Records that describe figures
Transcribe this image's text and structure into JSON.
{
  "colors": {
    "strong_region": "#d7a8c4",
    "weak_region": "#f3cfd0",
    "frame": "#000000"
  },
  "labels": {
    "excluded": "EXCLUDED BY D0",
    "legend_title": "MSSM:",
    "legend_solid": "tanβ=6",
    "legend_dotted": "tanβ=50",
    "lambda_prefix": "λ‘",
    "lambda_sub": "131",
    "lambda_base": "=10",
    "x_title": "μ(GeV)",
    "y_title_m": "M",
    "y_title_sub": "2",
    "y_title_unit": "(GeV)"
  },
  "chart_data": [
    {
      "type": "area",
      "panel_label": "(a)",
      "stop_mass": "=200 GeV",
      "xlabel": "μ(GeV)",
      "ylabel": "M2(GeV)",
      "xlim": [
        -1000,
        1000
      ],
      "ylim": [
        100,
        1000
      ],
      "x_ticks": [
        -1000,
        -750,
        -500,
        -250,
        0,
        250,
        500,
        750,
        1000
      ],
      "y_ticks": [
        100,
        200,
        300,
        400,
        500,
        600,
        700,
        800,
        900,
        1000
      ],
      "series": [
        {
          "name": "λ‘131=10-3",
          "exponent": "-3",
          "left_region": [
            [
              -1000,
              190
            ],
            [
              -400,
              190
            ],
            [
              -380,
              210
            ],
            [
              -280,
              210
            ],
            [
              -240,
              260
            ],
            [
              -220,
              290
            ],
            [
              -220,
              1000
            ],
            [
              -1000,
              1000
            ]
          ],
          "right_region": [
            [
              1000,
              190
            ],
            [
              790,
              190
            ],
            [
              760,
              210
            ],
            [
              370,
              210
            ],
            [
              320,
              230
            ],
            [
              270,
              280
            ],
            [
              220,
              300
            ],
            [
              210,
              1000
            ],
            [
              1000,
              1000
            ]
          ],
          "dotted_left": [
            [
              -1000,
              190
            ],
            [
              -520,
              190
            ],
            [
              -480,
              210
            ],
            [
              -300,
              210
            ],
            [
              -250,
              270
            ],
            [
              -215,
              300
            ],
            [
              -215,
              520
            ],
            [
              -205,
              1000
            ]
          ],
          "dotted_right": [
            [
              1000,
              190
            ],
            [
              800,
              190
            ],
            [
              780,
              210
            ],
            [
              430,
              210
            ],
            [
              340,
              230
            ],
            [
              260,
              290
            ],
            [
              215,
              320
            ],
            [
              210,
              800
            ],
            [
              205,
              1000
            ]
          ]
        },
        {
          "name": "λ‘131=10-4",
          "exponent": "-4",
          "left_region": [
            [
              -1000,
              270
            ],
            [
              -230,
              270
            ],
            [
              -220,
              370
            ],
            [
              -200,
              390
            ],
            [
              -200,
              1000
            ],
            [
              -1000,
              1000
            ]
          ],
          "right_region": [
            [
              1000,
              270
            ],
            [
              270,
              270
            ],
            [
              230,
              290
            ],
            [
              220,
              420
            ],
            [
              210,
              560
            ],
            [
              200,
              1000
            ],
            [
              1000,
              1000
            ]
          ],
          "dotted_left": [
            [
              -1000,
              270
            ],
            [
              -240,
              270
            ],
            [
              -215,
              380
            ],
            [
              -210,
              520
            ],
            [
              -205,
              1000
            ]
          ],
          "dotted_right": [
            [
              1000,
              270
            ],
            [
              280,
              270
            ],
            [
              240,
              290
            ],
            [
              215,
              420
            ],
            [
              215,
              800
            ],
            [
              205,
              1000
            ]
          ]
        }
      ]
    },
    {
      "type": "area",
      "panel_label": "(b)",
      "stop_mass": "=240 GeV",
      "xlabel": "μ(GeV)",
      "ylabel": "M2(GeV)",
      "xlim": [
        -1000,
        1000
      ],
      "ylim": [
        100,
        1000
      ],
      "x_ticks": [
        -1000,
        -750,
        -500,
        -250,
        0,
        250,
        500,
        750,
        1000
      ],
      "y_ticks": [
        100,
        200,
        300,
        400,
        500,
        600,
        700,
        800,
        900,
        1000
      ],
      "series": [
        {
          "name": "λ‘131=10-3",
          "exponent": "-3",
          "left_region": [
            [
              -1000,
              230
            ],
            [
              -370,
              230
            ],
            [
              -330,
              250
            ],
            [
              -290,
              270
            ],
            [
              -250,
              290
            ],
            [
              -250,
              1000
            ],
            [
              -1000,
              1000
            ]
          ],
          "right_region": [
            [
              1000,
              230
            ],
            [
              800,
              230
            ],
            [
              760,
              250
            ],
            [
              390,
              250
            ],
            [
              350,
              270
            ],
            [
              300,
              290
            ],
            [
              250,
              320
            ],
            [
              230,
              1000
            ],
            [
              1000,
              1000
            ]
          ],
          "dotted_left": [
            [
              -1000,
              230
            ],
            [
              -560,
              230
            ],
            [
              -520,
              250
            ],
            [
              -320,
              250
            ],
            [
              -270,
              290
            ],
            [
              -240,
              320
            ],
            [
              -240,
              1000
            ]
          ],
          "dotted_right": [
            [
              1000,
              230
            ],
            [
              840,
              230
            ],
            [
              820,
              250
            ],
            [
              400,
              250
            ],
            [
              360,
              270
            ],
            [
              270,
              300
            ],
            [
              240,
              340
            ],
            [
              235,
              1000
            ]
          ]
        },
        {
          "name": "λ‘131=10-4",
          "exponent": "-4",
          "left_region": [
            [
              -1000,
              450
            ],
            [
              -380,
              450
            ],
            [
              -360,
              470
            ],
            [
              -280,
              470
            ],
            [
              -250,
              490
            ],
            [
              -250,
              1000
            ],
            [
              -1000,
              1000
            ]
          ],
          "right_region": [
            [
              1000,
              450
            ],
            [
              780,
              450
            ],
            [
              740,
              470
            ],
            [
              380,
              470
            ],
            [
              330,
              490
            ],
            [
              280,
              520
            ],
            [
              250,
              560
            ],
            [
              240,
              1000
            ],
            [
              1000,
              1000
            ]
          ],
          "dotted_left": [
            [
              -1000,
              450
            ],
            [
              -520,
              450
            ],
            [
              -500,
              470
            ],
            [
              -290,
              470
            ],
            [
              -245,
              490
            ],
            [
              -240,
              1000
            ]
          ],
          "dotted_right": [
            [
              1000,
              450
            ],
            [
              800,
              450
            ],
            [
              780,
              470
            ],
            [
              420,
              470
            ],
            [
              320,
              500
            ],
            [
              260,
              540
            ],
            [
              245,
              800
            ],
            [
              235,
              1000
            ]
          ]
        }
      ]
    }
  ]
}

What to produce
Copy the entries above exactly, leaving none out.

Solution to this problem
Transcribe this image's text and structure into JSON.
{
  "colors": {
    "strong_region": "#d7a8c4",
    "weak_region": "#f3cfd0",
    "frame": "#000000"
  },
  "labels": {
    "excluded": "EXCLUDED BY D0",
    "legend_title": "MSSM:",
    "legend_solid": "tanβ=6",
    "legend_dotted": "tanβ=50",
    "lambda_prefix": "λ‘",
    "lambda_sub": "131",
    "lambda_base": "=10",
    "x_title": "μ(GeV)",
    "y_title_m": "M",
    "y_title_sub": "2",
    "y_title_unit": "(GeV)"
  },
  "chart_data": [
    {
      "type": "area",
      "panel_label": "(a)",
      "stop_mass": "=200 GeV",
      "xlabel": "μ(GeV)",
      "ylabel": "M2(GeV)",
      "xlim": [
        -1000,
        1000
      ],
      "ylim": [
        100,
        1000
      ],
      "x_ticks": [
        -1000,
        -750,
        -500,
        -250,
        0,
        250,
        500,
        750,
        1000
      ],
      "y_ticks": [
        100,
        200,
        300,
        400,
        500,
        600,
        700,
        800,
        900,
        1000
      ],
      "series": [
        {
          "name": "λ‘131=10-3",
          "exponent": "-3",
          "left_region": [
            [
              -1000,
              190
            ],
            [
              -400,
              190
            ],
            [
              -380,
              210
            ],
            [
              -280,
              210
            ],
            [
              -240,
              260
            ],
            [
              -220,
              290
            ],
            [
              -220,
              1000
            ],
            [
              -1000,
              1000
            ]
          ],
          "right_region": [
            [
              1000,
              190
            ],
            [
              790,
              190
            ],
            [
              760,
              210
            ],
            [
              370,
              210
            ],
            [
              320,
              230
            ],
            [
              270,
              280
            ],
            [
              220,
              300
            ],
            [
              210,
              1000
            ],
            [
              1000,
              1000
            ]
          ],
          "dotted_left": [
            [
              -1000,
              190
            ],
            [
              -520,
              190
            ],
            [
              -480,
              210
            ],
            [
              -300,
              210
            ],
            [
              -250,
              270
            ],
            [
              -215,
              300
            ],
            [
              -215,
              520
            ],
            [
              -205,
              1000
            ]
          ],
          "dotted_right": [
            [
              1000,
              190
            ],
            [
              800,
              190
            ],
            [
              780,
              210
            ],
            [
              430,
              210
            ],
            [
              340,
              230
            ],
            [
              260,
              290
            ],
            [
              215,
              320
            ],
            [
              210,
              800
            ],
            [
              205,
              1000
            ]
          ]
        },
        {
          "name": "λ‘131=10-4",
          "exponent": "-4",
          "left_region": [
            [
              -1000,
              270
            ],
            [
              -230,
              270
            ],
            [
              -220,
              370
            ],
            [
              -200,
              390
            ],
            [
              -200,
              1000
            ],
            [
              -1000,
              1000
            ]
          ],
          "right_region": [
            [
              1000,
              270
            ],
            [
              270,
              270
            ],
            [
              230,
              290
            ],
            [
              220,
              420
            ],
            [
              210,
              560
            ],
            [
              200,
              1000
            ],
            [
              1000,
              1000
            ]
          ],
          "dotted_left": [
            [
              -1000,
              270
            ],
            [
              -240,
              270
            ],
            [
              -215,
              380
            ],
            [
              -210,
              520
            ],
            [
              -205,
              1000
            ]
          ],
          "dotted_right": [
            [
              1000,
              270
            ],
            [
              280,
              270
            ],
            [
              240,
              290
            ],
            [
              215,
              420
            ],
            [
              215,
              800
            ],
            [
              205,
              1000
            ]
          ]
        }
      ]
    },
    {
      "type": "area",
      "panel_label": "(b)",
      "stop_mass": "=240 GeV",
      "xlabel": "μ(GeV)",
      "ylabel": "M2(GeV)",
      "xlim": [
        -1000,
        1000
      ],
      "ylim": [
        100,
        1000
      ],
      "x_ticks": [
        -1000,
        -750,
        -500,
        -250,
        0,
        250,
        500,
        750,
        1000
      ],
      "y_ticks": [
        100,
        200,
        300,
        400,
        500,
        600,
        700,
        800,
        900,
        1000
      ],
      "series": [
        {
          "name": "λ‘131=10-3",
          "exponent": "-3",
          "left_region": [
            [
              -1000,
              230
            ],
            [
              -370,
              230
            ],
            [
              -330,
              250
            ],
            [
              -290,
              270
            ],
            [
              -250,
              290
            ],
            [
              -250,
              1000
            ],
            [
              -1000,
              1000
            ]
          ],
          "right_region": [
            [
              1000,
              230
            ],
            [
              800,
              230
            ],
            [
              760,
              250
            ],
            [
              390,
              250
            ],
            [
              350,
              270
            ],
            [
              300,
              290
            ],
            [
              250,
              320
            ],
            [
              230,
              1000
            ],
            [
              1000,
              1000
            ]
          ],
          "dotted_left": [
            [
              -1000,
              230
            ],
            [
              -560,
              230
            ],
            [
              -520,
              250
            ],
            [
              -320,
              250
            ],
            [
              -270,
              290
            ],
            [
              -240,
              320
            ],
            [
              -240,
              1000
            ]
          ],
          "dotted_right": [
            [
              1000,
              230
            ],
            [
              840,
              230
            ],
            [
              820,
              250
            ],
            [
              400,
              250
            ],
            [
              360,
              270
            ],
            [
              270,
              300
            ],
            [
              240,
              340
            ],
            [
              235,
              1000
            ]
          ]
        },
        {
          "name": "λ‘131=10-4",
          "exponent": "-4",
          "left_region": [
            [
              -1000,
              450
            ],
            [
              -380,
              450
            ],
            [
              -360,
              470
            ],
            [
              -280,
              470
            ],
            [
              -250,
              490
            ],
            [
              -250,
              1000
            ],
            [
              -1000,
              1000
            ]
          ],
          "right_region": [
            [
              1000,
              450
            ],
            [
              780,
              450
            ],
            [
              740,
              470
            ],
            [
              380,
              470
            ],
            [
              330,
              490
            ],
            [
              280,
              520
            ],
            [
              250,
              560
            ],
            [
              240,
              1000
            ],
            [
              1000,
              1000
            ]
          ],
          "dotted_left": [
            [
              -1000,
              450
            ],
            [
              -520,
              450
            ],
            [
              -500,
              470
            ],
            [
              -290,
              470
            ],
            [
              -245,
              490
            ],
            [
              -240,
              1000
            ]
          ],
          "dotted_right": [
            [
              1000,
              450
            ],
            [
              800,
              450
            ],
            [
              780,
              470
            ],
            [
              420,
              470
            ],
            [
              320,
              500
            ],
            [
              260,
              540
            ],
            [
              245,
              800
            ],
            [
              235,
              1000
            ]
          ]
        }
      ]
    }
  ]
}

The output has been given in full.